Below are the records. List every line holding the word "eMASYS".

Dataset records
◇ ◇ ◇ ◇

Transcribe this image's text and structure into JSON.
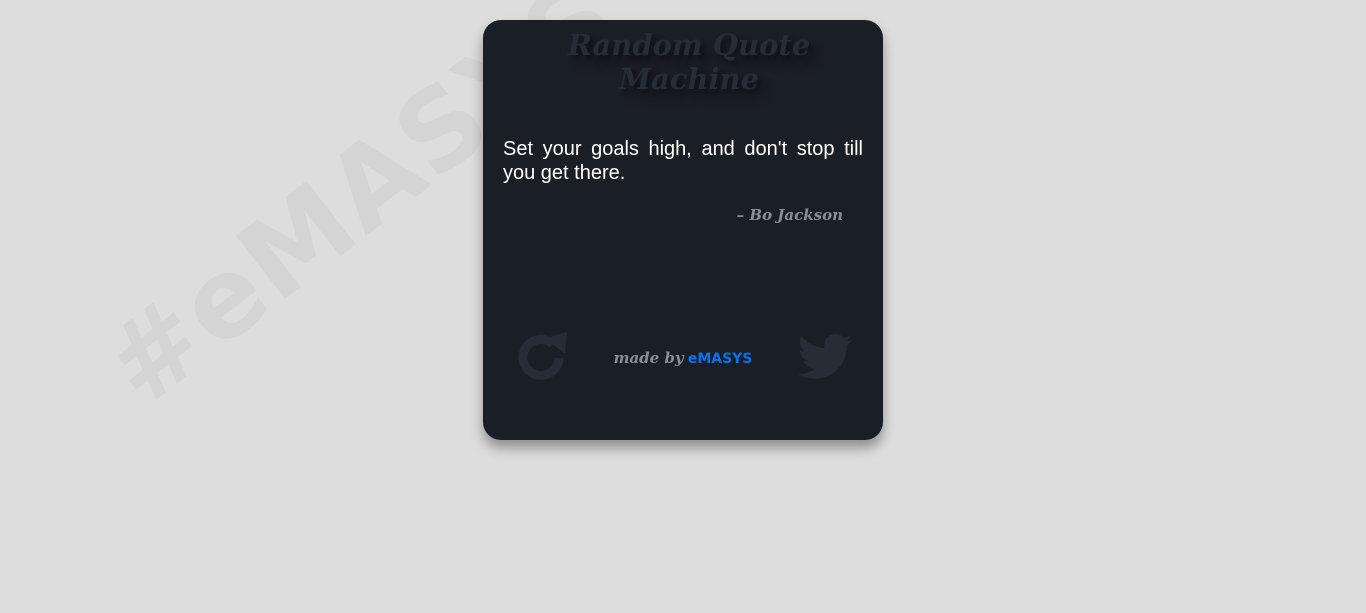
{
  "watermark": "#eMASYS",
  "card": {
    "title": "Random Quote Machine",
    "quote": "Set your goals high, and don't stop till you get there.",
    "author": "– Bo Jackson",
    "refresh_icon": "refresh-icon",
    "tweet_icon": "twitter-icon",
    "credit_prefix": "made by",
    "credit_link": "eMASYS"
  },
  "colors": {
    "background": "#dddddd",
    "card": "#1a1e25",
    "icon": "#262d37",
    "link": "#0a72f0"
  }
}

◇ ◇ ◇ ◇

» OUTPUT FOR THIS TASK
  "watermark": "#eMASYS",
    "credit_link": "eMASYS"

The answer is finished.